TASK DESCRIPTION: Copy out the entries in full and with complete accuracy; pictures are excluded.

Stored records
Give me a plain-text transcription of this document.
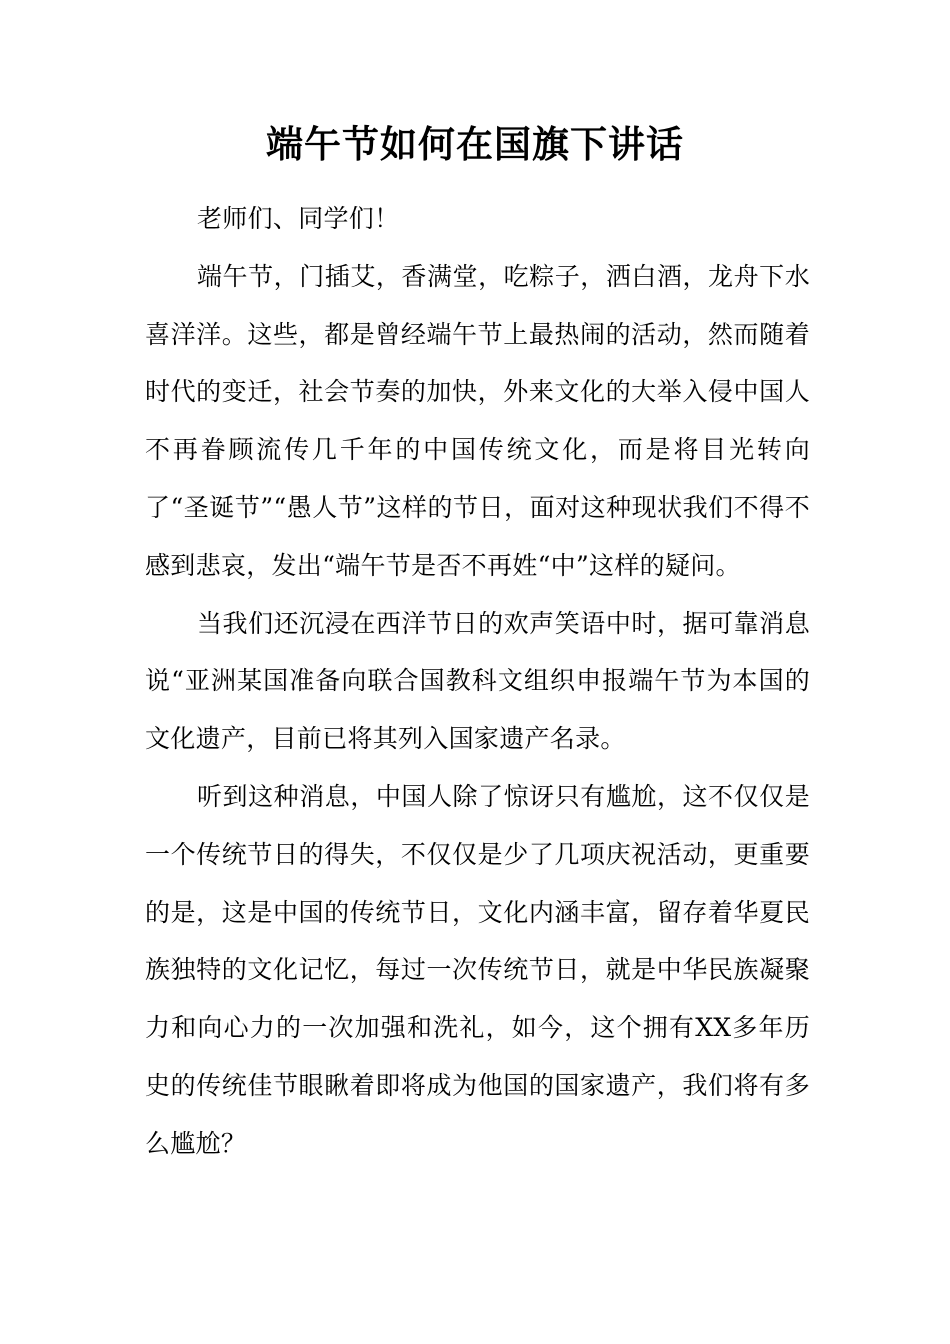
端午节如何在国旗下讲话

老师们、同学们！

端午节，门插艾，香满堂，吃粽子，洒白酒，龙舟下水喜洋洋。这些，都是曾经端午节上最热闹的活动，然而随着时代的变迁，社会节奏的加快，外来文化的大举入侵中国人不再眷顾流传几千年的中国传统文化，而是将目光转向了“圣诞节”“愚人节”这样的节日，面对这种现状我们不得不感到悲哀，发出“端午节是否不再姓“中”这样的疑问。

当我们还沉浸在西洋节日的欢声笑语中时，据可靠消息说“亚洲某国准备向联合国教科文组织申报端午节为本国的文化遗产，目前已将其列入国家遗产名录。

听到这种消息，中国人除了惊讶只有尴尬，这不仅仅是一个传统节日的得失，不仅仅是少了几项庆祝活动，更重要的是，这是中国的传统节日，文化内涵丰富，留存着华夏民族独特的文化记忆，每过一次传统节日，就是中华民族凝聚力和向心力的一次加强和洗礼，如今，这个拥有XX多年历史的传统佳节眼瞅着即将成为他国的国家遗产，我们将有多么尴尬？
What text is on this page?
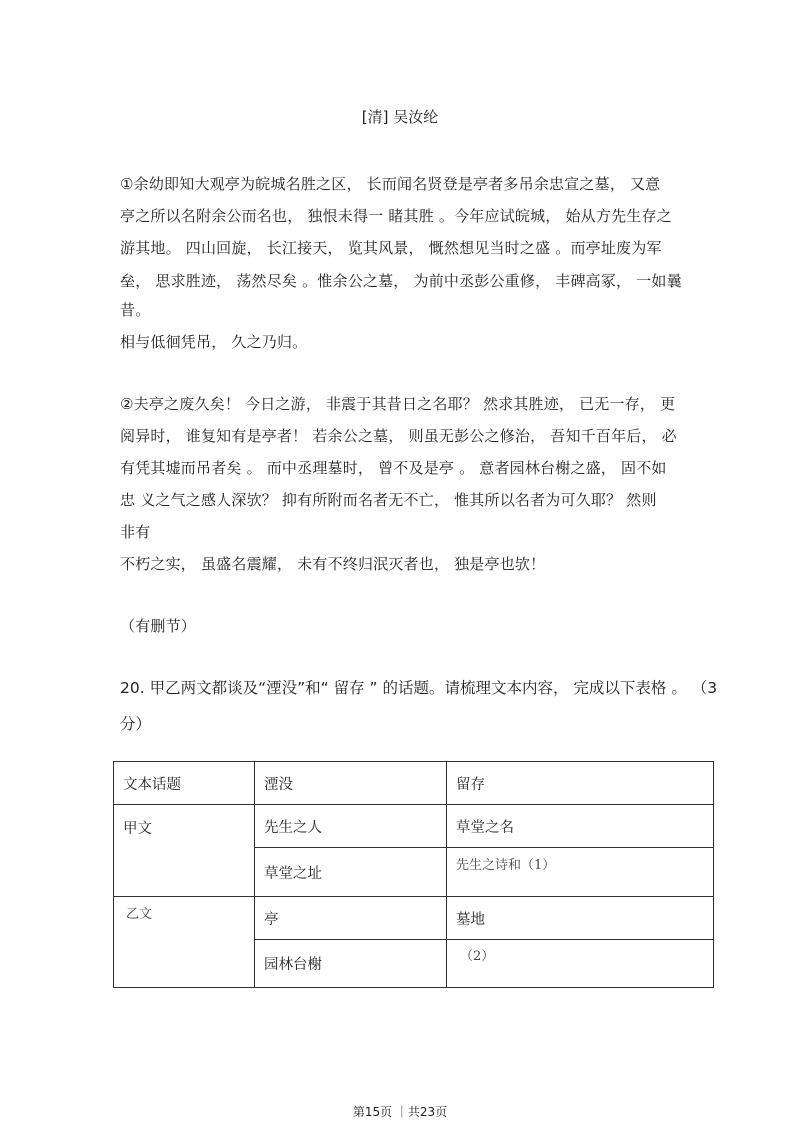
[清] 吴汝纶
①余幼即知大观亭为皖城名胜之区， 长而闻名贤登是亭者多吊余忠宣之墓， 又意
亭之所以名附余公而名也， 独恨未得一 睹其胜 。今年应试皖城， 始从方先生存之
游其地。 四山回旋， 长江接天， 览其风景， 慨然想见当时之盛 。而亭址废为军
垒， 思求胜迹， 荡然尽矣 。惟余公之墓， 为前中丞彭公重修， 丰碑高冢， 一如曩
昔。
相与低徊凭吊， 久之乃归。
②夫亭之废久矣！ 今日之游， 非震于其昔日之名耶？ 然求其胜迹， 已无一存， 更
阅异时， 谁复知有是亭者！ 若余公之墓， 则虽无彭公之修治， 吾知千百年后， 必
有凭其墟而吊者矣 。 而中丞理墓时， 曾不及是亭 。 意者园林台榭之盛， 固不如
忠 义之气之感人深欤？ 抑有所附而名者无不亡， 惟其所以名者为可久耶？ 然则
非有
不朽之实， 虽盛名震耀， 未有不终归泯灭者也， 独是亭也欤！
（有删节）
20. 甲乙两文都谈及“湮没”和“ 留存 ” 的话题。请梳理文本内容， 完成以下表格 。 （3
分）
文本话题	湮没	留存
甲文	先生之人	草堂之名
	草堂之址	先生之诗和（1）
乙文	亭	墓地
	园林台榭	（2）
第15页 ｜共23页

REPLY TO THE TASK:
Give me a plain-text transcription of this document.
端午节如何在国旗下讲话

老师们、同学们！

端午节，门插艾，香满堂，吃粽子，洒白酒，龙舟下水喜洋洋。这些，都是曾经端午节上最热闹的活动，然而随着时代的变迁，社会节奏的加快，外来文化的大举入侵中国人不再眷顾流传几千年的中国传统文化，而是将目光转向了“圣诞节”“愚人节”这样的节日，面对这种现状我们不得不感到悲哀，发出“端午节是否不再姓“中”这样的疑问。

当我们还沉浸在西洋节日的欢声笑语中时，据可靠消息说“亚洲某国准备向联合国教科文组织申报端午节为本国的文化遗产，目前已将其列入国家遗产名录。

听到这种消息，中国人除了惊讶只有尴尬，这不仅仅是一个传统节日的得失，不仅仅是少了几项庆祝活动，更重要的是，这是中国的传统节日，文化内涵丰富，留存着华夏民族独特的文化记忆，每过一次传统节日，就是中华民族凝聚力和向心力的一次加强和洗礼，如今，这个拥有XX多年历史的传统佳节眼瞅着即将成为他国的国家遗产，我们将有多么尴尬？
What text is on this page?
[清] 吴汝纶
①余幼即知大观亭为皖城名胜之区， 长而闻名贤登是亭者多吊余忠宣之墓， 又意
亭之所以名附余公而名也， 独恨未得一 睹其胜 。今年应试皖城， 始从方先生存之
游其地。 四山回旋， 长江接天， 览其风景， 慨然想见当时之盛 。而亭址废为军
垒， 思求胜迹， 荡然尽矣 。惟余公之墓， 为前中丞彭公重修， 丰碑高冢， 一如曩
昔。
相与低徊凭吊， 久之乃归。
②夫亭之废久矣！ 今日之游， 非震于其昔日之名耶？ 然求其胜迹， 已无一存， 更
阅异时， 谁复知有是亭者！ 若余公之墓， 则虽无彭公之修治， 吾知千百年后， 必
有凭其墟而吊者矣 。 而中丞理墓时， 曾不及是亭 。 意者园林台榭之盛， 固不如
忠 义之气之感人深欤？ 抑有所附而名者无不亡， 惟其所以名者为可久耶？ 然则
非有
不朽之实， 虽盛名震耀， 未有不终归泯灭者也， 独是亭也欤！
（有删节）
20. 甲乙两文都谈及“湮没”和“ 留存 ” 的话题。请梳理文本内容， 完成以下表格 。 （3
分）
文本话题	湮没	留存
甲文	先生之人	草堂之名
	草堂之址	先生之诗和（1）
乙文	亭	墓地
	园林台榭	（2）
第15页 ｜共23页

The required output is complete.